#### MATERIAL SUPPLIED

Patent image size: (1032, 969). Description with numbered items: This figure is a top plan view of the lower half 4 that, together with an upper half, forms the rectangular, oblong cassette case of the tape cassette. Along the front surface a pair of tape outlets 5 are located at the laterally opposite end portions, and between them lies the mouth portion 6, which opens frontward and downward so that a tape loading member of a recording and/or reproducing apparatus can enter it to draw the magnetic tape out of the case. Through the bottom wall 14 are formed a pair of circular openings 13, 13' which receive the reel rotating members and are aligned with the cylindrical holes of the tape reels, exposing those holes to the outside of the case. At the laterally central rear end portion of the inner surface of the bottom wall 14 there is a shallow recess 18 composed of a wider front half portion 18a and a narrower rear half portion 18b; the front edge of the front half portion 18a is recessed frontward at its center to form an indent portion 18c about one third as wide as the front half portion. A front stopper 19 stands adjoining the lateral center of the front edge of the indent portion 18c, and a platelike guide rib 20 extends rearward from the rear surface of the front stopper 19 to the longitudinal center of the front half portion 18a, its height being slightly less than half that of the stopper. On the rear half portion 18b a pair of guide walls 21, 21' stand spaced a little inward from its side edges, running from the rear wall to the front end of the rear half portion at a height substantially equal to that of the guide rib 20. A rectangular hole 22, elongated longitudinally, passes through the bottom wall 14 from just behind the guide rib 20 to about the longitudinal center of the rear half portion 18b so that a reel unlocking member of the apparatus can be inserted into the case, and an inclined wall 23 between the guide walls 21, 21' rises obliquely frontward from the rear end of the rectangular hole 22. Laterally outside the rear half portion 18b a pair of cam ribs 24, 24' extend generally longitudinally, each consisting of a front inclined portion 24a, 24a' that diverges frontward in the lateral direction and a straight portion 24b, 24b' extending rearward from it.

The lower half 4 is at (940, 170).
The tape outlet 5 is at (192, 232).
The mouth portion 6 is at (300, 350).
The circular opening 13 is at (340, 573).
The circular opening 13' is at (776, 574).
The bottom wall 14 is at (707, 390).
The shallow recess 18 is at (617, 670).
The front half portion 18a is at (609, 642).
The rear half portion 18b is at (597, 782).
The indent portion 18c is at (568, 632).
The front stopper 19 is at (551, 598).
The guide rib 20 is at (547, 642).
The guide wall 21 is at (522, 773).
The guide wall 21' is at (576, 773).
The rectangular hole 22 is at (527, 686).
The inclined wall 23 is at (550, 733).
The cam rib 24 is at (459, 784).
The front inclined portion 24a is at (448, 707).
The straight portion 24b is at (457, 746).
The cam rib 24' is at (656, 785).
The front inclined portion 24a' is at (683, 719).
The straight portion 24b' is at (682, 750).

########

DIRECTION | Report how many lines of the listing above contain the string "hole". Give only the number.

FULL RESPONSE | 2